Task prompt —
Repeat the listing in full. Nothing may be added or left out.

(Dataset records)
------------

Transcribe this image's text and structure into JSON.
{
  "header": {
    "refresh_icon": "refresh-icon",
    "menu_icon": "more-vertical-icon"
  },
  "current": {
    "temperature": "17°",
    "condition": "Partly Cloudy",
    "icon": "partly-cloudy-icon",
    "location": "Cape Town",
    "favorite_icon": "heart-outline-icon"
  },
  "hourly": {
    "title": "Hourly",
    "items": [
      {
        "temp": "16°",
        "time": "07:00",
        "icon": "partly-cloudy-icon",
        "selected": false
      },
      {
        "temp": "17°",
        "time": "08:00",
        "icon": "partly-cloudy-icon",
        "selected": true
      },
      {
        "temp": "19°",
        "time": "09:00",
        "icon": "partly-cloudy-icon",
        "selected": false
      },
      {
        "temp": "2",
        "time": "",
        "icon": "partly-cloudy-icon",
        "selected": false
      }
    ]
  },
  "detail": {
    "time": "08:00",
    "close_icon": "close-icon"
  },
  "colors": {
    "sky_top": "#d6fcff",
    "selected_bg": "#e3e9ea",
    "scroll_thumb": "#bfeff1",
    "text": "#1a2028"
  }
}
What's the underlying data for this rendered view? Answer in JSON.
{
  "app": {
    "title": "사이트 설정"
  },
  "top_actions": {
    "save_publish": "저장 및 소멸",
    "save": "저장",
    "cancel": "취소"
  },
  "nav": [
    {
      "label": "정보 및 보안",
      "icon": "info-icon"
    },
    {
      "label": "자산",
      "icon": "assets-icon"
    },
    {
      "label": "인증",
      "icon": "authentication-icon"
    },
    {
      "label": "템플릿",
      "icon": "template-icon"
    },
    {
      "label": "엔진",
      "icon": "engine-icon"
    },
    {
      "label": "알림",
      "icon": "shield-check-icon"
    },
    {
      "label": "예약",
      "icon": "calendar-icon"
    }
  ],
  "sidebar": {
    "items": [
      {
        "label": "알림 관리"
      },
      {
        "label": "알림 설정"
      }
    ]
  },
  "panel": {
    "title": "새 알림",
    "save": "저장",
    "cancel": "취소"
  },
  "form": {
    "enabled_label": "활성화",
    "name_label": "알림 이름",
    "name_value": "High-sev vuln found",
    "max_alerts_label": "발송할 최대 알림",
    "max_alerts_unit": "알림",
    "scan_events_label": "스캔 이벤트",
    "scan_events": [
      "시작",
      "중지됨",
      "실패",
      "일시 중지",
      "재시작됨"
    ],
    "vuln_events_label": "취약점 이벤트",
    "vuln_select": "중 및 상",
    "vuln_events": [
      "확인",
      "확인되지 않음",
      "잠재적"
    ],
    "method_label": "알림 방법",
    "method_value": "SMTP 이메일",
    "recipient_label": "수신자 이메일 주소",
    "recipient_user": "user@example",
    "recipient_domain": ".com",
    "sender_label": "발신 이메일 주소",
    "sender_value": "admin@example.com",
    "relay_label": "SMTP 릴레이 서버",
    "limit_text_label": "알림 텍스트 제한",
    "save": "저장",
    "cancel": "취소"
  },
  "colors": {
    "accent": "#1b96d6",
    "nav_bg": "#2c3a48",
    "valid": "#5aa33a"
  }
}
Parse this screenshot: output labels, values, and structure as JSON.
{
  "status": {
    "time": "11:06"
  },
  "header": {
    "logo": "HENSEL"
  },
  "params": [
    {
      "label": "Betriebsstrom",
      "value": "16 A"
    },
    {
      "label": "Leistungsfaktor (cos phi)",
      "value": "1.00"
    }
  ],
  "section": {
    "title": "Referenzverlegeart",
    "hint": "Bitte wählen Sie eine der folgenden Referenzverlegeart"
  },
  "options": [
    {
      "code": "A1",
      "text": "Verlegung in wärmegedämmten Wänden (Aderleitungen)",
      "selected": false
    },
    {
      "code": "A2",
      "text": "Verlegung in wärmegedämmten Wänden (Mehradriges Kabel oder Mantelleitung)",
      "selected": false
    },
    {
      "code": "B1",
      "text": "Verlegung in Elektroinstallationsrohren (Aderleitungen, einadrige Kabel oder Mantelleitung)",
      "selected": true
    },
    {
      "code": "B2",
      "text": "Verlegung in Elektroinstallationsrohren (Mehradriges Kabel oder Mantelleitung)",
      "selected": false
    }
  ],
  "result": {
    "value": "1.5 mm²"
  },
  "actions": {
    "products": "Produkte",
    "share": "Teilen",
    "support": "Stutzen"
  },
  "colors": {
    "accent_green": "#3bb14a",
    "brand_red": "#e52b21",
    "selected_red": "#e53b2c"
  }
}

------------

Task response —
Transcribe this image's text and structure into JSON.
{
  "header": {
    "refresh_icon": "refresh-icon",
    "menu_icon": "more-vertical-icon"
  },
  "current": {
    "temperature": "17°",
    "condition": "Partly Cloudy",
    "icon": "partly-cloudy-icon",
    "location": "Cape Town",
    "favorite_icon": "heart-outline-icon"
  },
  "hourly": {
    "title": "Hourly",
    "items": [
      {
        "temp": "16°",
        "time": "07:00",
        "icon": "partly-cloudy-icon",
        "selected": false
      },
      {
        "temp": "17°",
        "time": "08:00",
        "icon": "partly-cloudy-icon",
        "selected": true
      },
      {
        "temp": "19°",
        "time": "09:00",
        "icon": "partly-cloudy-icon",
        "selected": false
      },
      {
        "temp": "2",
        "time": "",
        "icon": "partly-cloudy-icon",
        "selected": false
      }
    ]
  },
  "detail": {
    "time": "08:00",
    "close_icon": "close-icon"
  },
  "colors": {
    "sky_top": "#d6fcff",
    "selected_bg": "#e3e9ea",
    "scroll_thumb": "#bfeff1",
    "text": "#1a2028"
  }
}
What's the underlying data for this rendered view? Answer in JSON.
{
  "app": {
    "title": "사이트 설정"
  },
  "top_actions": {
    "save_publish": "저장 및 소멸",
    "save": "저장",
    "cancel": "취소"
  },
  "nav": [
    {
      "label": "정보 및 보안",
      "icon": "info-icon"
    },
    {
      "label": "자산",
      "icon": "assets-icon"
    },
    {
      "label": "인증",
      "icon": "authentication-icon"
    },
    {
      "label": "템플릿",
      "icon": "template-icon"
    },
    {
      "label": "엔진",
      "icon": "engine-icon"
    },
    {
      "label": "알림",
      "icon": "shield-check-icon"
    },
    {
      "label": "예약",
      "icon": "calendar-icon"
    }
  ],
  "sidebar": {
    "items": [
      {
        "label": "알림 관리"
      },
      {
        "label": "알림 설정"
      }
    ]
  },
  "panel": {
    "title": "새 알림",
    "save": "저장",
    "cancel": "취소"
  },
  "form": {
    "enabled_label": "활성화",
    "name_label": "알림 이름",
    "name_value": "High-sev vuln found",
    "max_alerts_label": "발송할 최대 알림",
    "max_alerts_unit": "알림",
    "scan_events_label": "스캔 이벤트",
    "scan_events": [
      "시작",
      "중지됨",
      "실패",
      "일시 중지",
      "재시작됨"
    ],
    "vuln_events_label": "취약점 이벤트",
    "vuln_select": "중 및 상",
    "vuln_events": [
      "확인",
      "확인되지 않음",
      "잠재적"
    ],
    "method_label": "알림 방법",
    "method_value": "SMTP 이메일",
    "recipient_label": "수신자 이메일 주소",
    "recipient_user": "user@example",
    "recipient_domain": ".com",
    "sender_label": "발신 이메일 주소",
    "sender_value": "admin@example.com",
    "relay_label": "SMTP 릴레이 서버",
    "limit_text_label": "알림 텍스트 제한",
    "save": "저장",
    "cancel": "취소"
  },
  "colors": {
    "accent": "#1b96d6",
    "nav_bg": "#2c3a48",
    "valid": "#5aa33a"
  }
}
Parse this screenshot: output labels, values, and structure as JSON.
{
  "status": {
    "time": "11:06"
  },
  "header": {
    "logo": "HENSEL"
  },
  "params": [
    {
      "label": "Betriebsstrom",
      "value": "16 A"
    },
    {
      "label": "Leistungsfaktor (cos phi)",
      "value": "1.00"
    }
  ],
  "section": {
    "title": "Referenzverlegeart",
    "hint": "Bitte wählen Sie eine der folgenden Referenzverlegeart"
  },
  "options": [
    {
      "code": "A1",
      "text": "Verlegung in wärmegedämmten Wänden (Aderleitungen)",
      "selected": false
    },
    {
      "code": "A2",
      "text": "Verlegung in wärmegedämmten Wänden (Mehradriges Kabel oder Mantelleitung)",
      "selected": false
    },
    {
      "code": "B1",
      "text": "Verlegung in Elektroinstallationsrohren (Aderleitungen, einadrige Kabel oder Mantelleitung)",
      "selected": true
    },
    {
      "code": "B2",
      "text": "Verlegung in Elektroinstallationsrohren (Mehradriges Kabel oder Mantelleitung)",
      "selected": false
    }
  ],
  "result": {
    "value": "1.5 mm²"
  },
  "actions": {
    "products": "Produkte",
    "share": "Teilen",
    "support": "Stutzen"
  },
  "colors": {
    "accent_green": "#3bb14a",
    "brand_red": "#e52b21",
    "selected_red": "#e53b2c"
  }
}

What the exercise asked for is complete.